Gather each line of the records below that contains the string "series", and copy every such line in full.
===== MATERIAL FOR THIS EXERCISE
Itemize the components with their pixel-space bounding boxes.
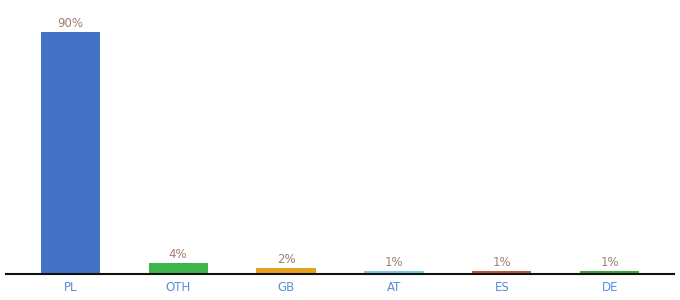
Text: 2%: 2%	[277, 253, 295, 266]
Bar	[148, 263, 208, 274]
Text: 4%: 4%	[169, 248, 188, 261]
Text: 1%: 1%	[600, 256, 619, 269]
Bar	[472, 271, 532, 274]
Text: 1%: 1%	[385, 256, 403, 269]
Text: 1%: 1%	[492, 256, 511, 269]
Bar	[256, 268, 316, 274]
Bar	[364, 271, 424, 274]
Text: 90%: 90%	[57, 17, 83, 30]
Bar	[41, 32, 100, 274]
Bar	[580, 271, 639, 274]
==========
===== MATERIAL FOR THIS EXERCISE
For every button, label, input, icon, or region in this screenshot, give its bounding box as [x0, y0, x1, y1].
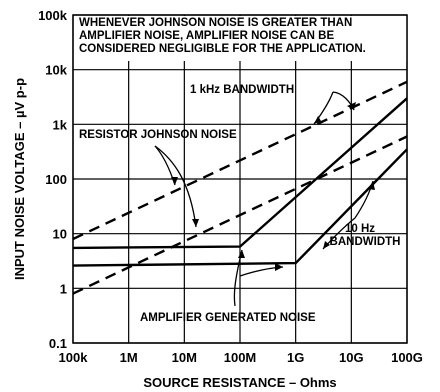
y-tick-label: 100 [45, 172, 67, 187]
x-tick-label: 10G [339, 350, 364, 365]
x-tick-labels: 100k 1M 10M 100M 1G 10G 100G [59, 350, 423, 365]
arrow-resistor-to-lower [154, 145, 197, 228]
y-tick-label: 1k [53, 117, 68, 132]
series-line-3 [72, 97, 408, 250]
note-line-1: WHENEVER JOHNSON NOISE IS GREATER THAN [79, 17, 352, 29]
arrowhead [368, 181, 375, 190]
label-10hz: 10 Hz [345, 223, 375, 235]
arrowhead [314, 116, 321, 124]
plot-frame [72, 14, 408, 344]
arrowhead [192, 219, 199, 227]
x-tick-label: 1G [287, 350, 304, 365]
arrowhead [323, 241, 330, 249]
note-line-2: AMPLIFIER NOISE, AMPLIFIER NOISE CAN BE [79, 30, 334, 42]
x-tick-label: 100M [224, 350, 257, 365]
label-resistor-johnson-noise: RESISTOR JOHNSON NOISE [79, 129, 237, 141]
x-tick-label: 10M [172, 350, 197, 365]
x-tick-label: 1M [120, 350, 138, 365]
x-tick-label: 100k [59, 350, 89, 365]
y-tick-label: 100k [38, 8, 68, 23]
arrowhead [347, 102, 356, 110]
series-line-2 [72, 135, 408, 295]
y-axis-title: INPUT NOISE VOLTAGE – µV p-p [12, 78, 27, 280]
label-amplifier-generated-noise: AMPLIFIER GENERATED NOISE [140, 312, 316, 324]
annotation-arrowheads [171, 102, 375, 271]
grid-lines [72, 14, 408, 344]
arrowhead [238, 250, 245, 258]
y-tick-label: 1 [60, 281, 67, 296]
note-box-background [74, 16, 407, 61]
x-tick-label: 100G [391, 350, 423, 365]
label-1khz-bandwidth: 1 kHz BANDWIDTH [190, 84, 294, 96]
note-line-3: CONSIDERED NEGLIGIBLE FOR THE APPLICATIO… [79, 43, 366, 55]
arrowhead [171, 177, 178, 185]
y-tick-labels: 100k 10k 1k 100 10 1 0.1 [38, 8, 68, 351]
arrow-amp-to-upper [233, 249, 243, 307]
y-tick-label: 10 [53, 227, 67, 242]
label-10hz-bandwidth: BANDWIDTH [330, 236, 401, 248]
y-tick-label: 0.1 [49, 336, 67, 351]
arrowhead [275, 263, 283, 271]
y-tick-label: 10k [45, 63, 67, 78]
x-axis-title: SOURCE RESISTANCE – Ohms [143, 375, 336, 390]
==========
**RESPONSE TO THE TASK**:
series-line-3 [72, 97, 408, 250]
series-line-2 [72, 135, 408, 295]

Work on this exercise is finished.